-- SUPPLIED ENTRIES follows --

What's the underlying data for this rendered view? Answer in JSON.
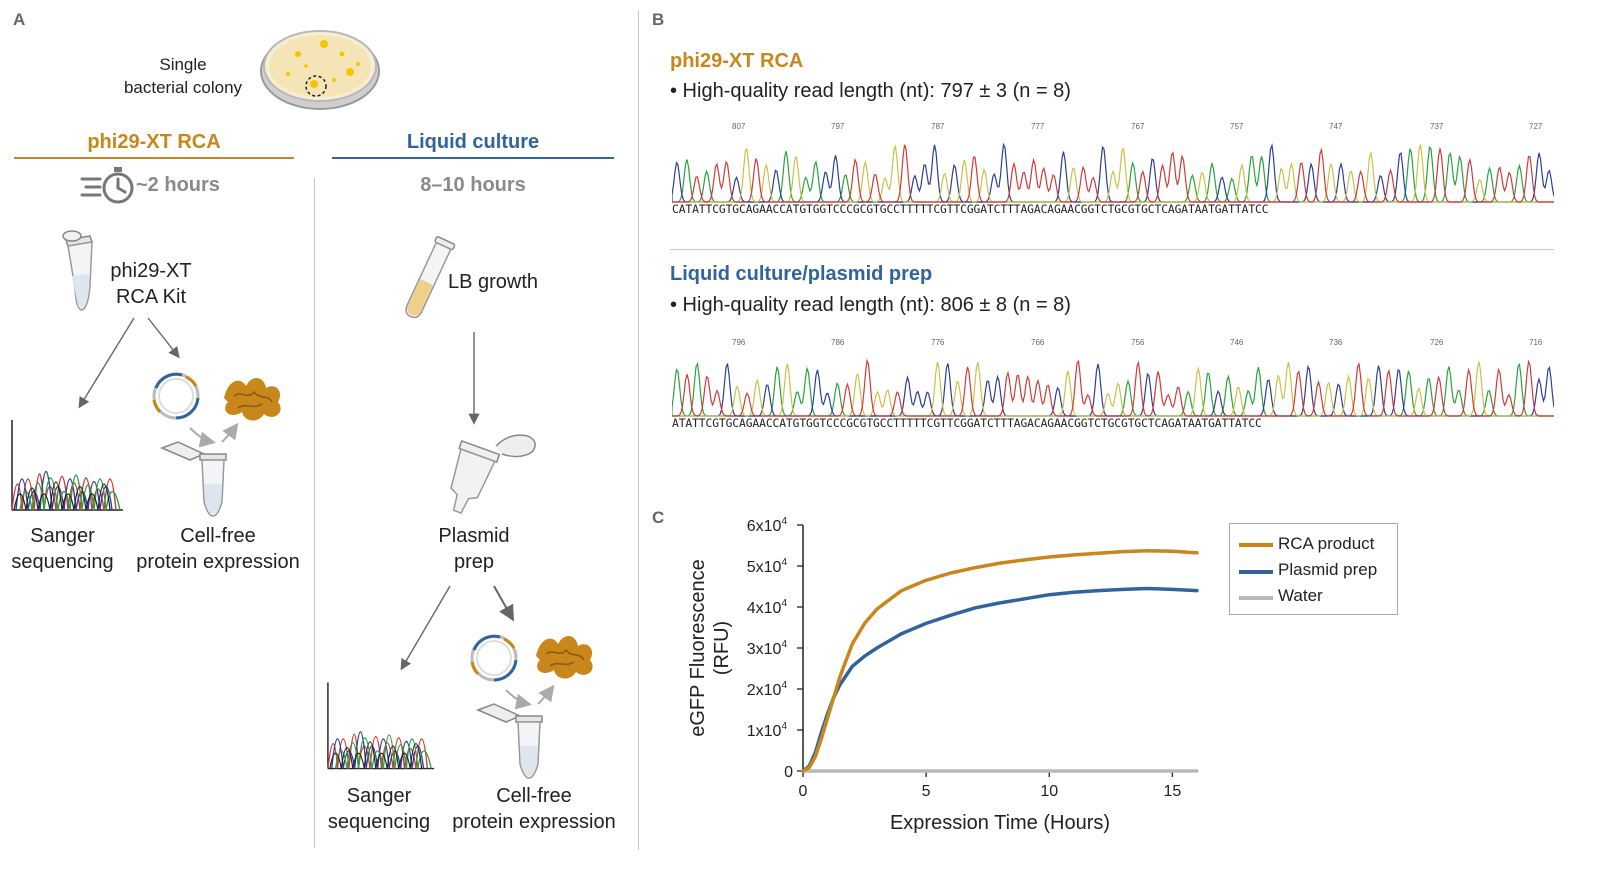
{
  "panelA": {
    "letter": "A",
    "colony_label_line1": "Single",
    "colony_label_line2": "bacterial colony",
    "left": {
      "title": "phi29-XT RCA",
      "time": "~2 hours",
      "kit_line1": "phi29-XT",
      "kit_line2": "RCA Kit",
      "seq_line1": "Sanger",
      "seq_line2": "sequencing",
      "cfpe_line1": "Cell-free",
      "cfpe_line2": "protein expression"
    },
    "right": {
      "title": "Liquid culture",
      "time": "8–10 hours",
      "growth": "LB growth",
      "prep_line1": "Plasmid",
      "prep_line2": "prep",
      "seq_line1": "Sanger",
      "seq_line2": "sequencing",
      "cfpe_line1": "Cell-free",
      "cfpe_line2": "protein expression"
    }
  },
  "panelB": {
    "letter": "B",
    "rca": {
      "title": "phi29-XT RCA",
      "stat": "• High-quality read length (nt): 797 ± 3 (n = 8)",
      "ticks": [
        "807",
        "797",
        "787",
        "777",
        "767",
        "757",
        "747",
        "737",
        "727"
      ],
      "sequence": "CATATTCGTGCAGAACCATGTGGTCCCGCGTGCCTTTTTCGTTCGGATCTTTAGACAGAACGGTCTGCGTGCTCAGATAATGATTATCC"
    },
    "plasmid": {
      "title": "Liquid culture/plasmid prep",
      "stat": "• High-quality read length (nt): 806 ± 8 (n = 8)",
      "ticks": [
        "796",
        "786",
        "776",
        "766",
        "756",
        "746",
        "736",
        "726",
        "716"
      ],
      "sequence": "ATATTCGTGCAGAACCATGTGGTCCCGCGTGCCTTTTTCGTTCGGATCTTTAGACAGAACGGTCTGCGTGCTCAGATAATGATTATCC"
    }
  },
  "panelC": {
    "letter": "C",
    "chart_data": {
      "type": "line",
      "xlabel": "Expression Time (Hours)",
      "ylabel_line1": "eGFP Fluorescence",
      "ylabel_line2": "(RFU)",
      "xlim": [
        0,
        16
      ],
      "ylim": [
        0,
        60000
      ],
      "xticks": [
        0,
        5,
        10,
        15
      ],
      "yticks": [
        0,
        10000,
        20000,
        30000,
        40000,
        50000,
        60000
      ],
      "ytick_labels": [
        "0",
        "1x10",
        "2x10",
        "3x10",
        "4x10",
        "5x10",
        "6x10"
      ],
      "ytick_exponent": "4",
      "legend_position": "top-right",
      "series": [
        {
          "name": "RCA product",
          "color": "#c9861b",
          "x": [
            0,
            0.25,
            0.5,
            0.75,
            1,
            1.25,
            1.5,
            2,
            2.5,
            3,
            4,
            5,
            6,
            7,
            8,
            9,
            10,
            11,
            12,
            13,
            14,
            15,
            16
          ],
          "y": [
            0,
            800,
            3500,
            8000,
            13000,
            18000,
            23000,
            31000,
            36000,
            39500,
            44000,
            46500,
            48300,
            49600,
            50700,
            51500,
            52200,
            52700,
            53100,
            53500,
            53700,
            53600,
            53200
          ]
        },
        {
          "name": "Plasmid prep",
          "color": "#31649e",
          "x": [
            0,
            0.25,
            0.5,
            0.75,
            1,
            1.25,
            1.5,
            2,
            2.5,
            3,
            4,
            5,
            6,
            7,
            8,
            9,
            10,
            11,
            12,
            13,
            14,
            15,
            16
          ],
          "y": [
            0,
            1200,
            4500,
            9500,
            14000,
            18000,
            21000,
            25500,
            28000,
            30000,
            33500,
            36000,
            38000,
            39800,
            41000,
            42000,
            43000,
            43600,
            44000,
            44300,
            44500,
            44300,
            44000
          ]
        },
        {
          "name": "Water",
          "color": "#b8b8b8",
          "x": [
            0,
            16
          ],
          "y": [
            0,
            0
          ]
        }
      ]
    }
  },
  "colors": {
    "orange": "#c9861b",
    "blue": "#31649e",
    "gray_text": "#8a8a8a",
    "trace_a": "#2aa33c",
    "trace_c": "#2b3e9a",
    "trace_g": "#c9c24a",
    "trace_t": "#d13a3a"
  },
  "icons": [
    "petri-dish-icon",
    "stopwatch-icon",
    "tube-icon",
    "culture-tube-icon",
    "spin-column-icon",
    "chromatogram-icon",
    "plasmid-icon",
    "protein-icon"
  ]
}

-- SUPPLIED ENTRIES concluded --

* _EXERCISE GOAL_: Pictures in the records above are to be left out of an otherwise exact copy.

* _RESULT OF THIS TASK_:
What's the underlying data for this rendered view? Answer in JSON.
{
  "panelA": {
    "letter": "A",
    "colony_label_line1": "Single",
    "colony_label_line2": "bacterial colony",
    "left": {
      "title": "phi29-XT RCA",
      "time": "~2 hours",
      "kit_line1": "phi29-XT",
      "kit_line2": "RCA Kit",
      "seq_line1": "Sanger",
      "seq_line2": "sequencing",
      "cfpe_line1": "Cell-free",
      "cfpe_line2": "protein expression"
    },
    "right": {
      "title": "Liquid culture",
      "time": "8–10 hours",
      "growth": "LB growth",
      "prep_line1": "Plasmid",
      "prep_line2": "prep",
      "seq_line1": "Sanger",
      "seq_line2": "sequencing",
      "cfpe_line1": "Cell-free",
      "cfpe_line2": "protein expression"
    }
  },
  "panelB": {
    "letter": "B",
    "rca": {
      "title": "phi29-XT RCA",
      "stat": "• High-quality read length (nt): 797 ± 3 (n = 8)",
      "ticks": [
        "807",
        "797",
        "787",
        "777",
        "767",
        "757",
        "747",
        "737",
        "727"
      ],
      "sequence": "CATATTCGTGCAGAACCATGTGGTCCCGCGTGCCTTTTTCGTTCGGATCTTTAGACAGAACGGTCTGCGTGCTCAGATAATGATTATCC"
    },
    "plasmid": {
      "title": "Liquid culture/plasmid prep",
      "stat": "• High-quality read length (nt): 806 ± 8 (n = 8)",
      "ticks": [
        "796",
        "786",
        "776",
        "766",
        "756",
        "746",
        "736",
        "726",
        "716"
      ],
      "sequence": "ATATTCGTGCAGAACCATGTGGTCCCGCGTGCCTTTTTCGTTCGGATCTTTAGACAGAACGGTCTGCGTGCTCAGATAATGATTATCC"
    }
  },
  "panelC": {
    "letter": "C",
    "chart_data": {
      "type": "line",
      "xlabel": "Expression Time (Hours)",
      "ylabel_line1": "eGFP Fluorescence",
      "ylabel_line2": "(RFU)",
      "xlim": [
        0,
        16
      ],
      "ylim": [
        0,
        60000
      ],
      "xticks": [
        0,
        5,
        10,
        15
      ],
      "yticks": [
        0,
        10000,
        20000,
        30000,
        40000,
        50000,
        60000
      ],
      "ytick_labels": [
        "0",
        "1x10",
        "2x10",
        "3x10",
        "4x10",
        "5x10",
        "6x10"
      ],
      "ytick_exponent": "4",
      "legend_position": "top-right",
      "series": [
        {
          "name": "RCA product",
          "color": "#c9861b",
          "x": [
            0,
            0.25,
            0.5,
            0.75,
            1,
            1.25,
            1.5,
            2,
            2.5,
            3,
            4,
            5,
            6,
            7,
            8,
            9,
            10,
            11,
            12,
            13,
            14,
            15,
            16
          ],
          "y": [
            0,
            800,
            3500,
            8000,
            13000,
            18000,
            23000,
            31000,
            36000,
            39500,
            44000,
            46500,
            48300,
            49600,
            50700,
            51500,
            52200,
            52700,
            53100,
            53500,
            53700,
            53600,
            53200
          ]
        },
        {
          "name": "Plasmid prep",
          "color": "#31649e",
          "x": [
            0,
            0.25,
            0.5,
            0.75,
            1,
            1.25,
            1.5,
            2,
            2.5,
            3,
            4,
            5,
            6,
            7,
            8,
            9,
            10,
            11,
            12,
            13,
            14,
            15,
            16
          ],
          "y": [
            0,
            1200,
            4500,
            9500,
            14000,
            18000,
            21000,
            25500,
            28000,
            30000,
            33500,
            36000,
            38000,
            39800,
            41000,
            42000,
            43000,
            43600,
            44000,
            44300,
            44500,
            44300,
            44000
          ]
        },
        {
          "name": "Water",
          "color": "#b8b8b8",
          "x": [
            0,
            16
          ],
          "y": [
            0,
            0
          ]
        }
      ]
    }
  },
  "colors": {
    "orange": "#c9861b",
    "blue": "#31649e",
    "gray_text": "#8a8a8a",
    "trace_a": "#2aa33c",
    "trace_c": "#2b3e9a",
    "trace_g": "#c9c24a",
    "trace_t": "#d13a3a"
  },
  "icons": [
    "petri-dish-icon",
    "stopwatch-icon",
    "tube-icon",
    "culture-tube-icon",
    "spin-column-icon",
    "chromatogram-icon",
    "plasmid-icon",
    "protein-icon"
  ]
}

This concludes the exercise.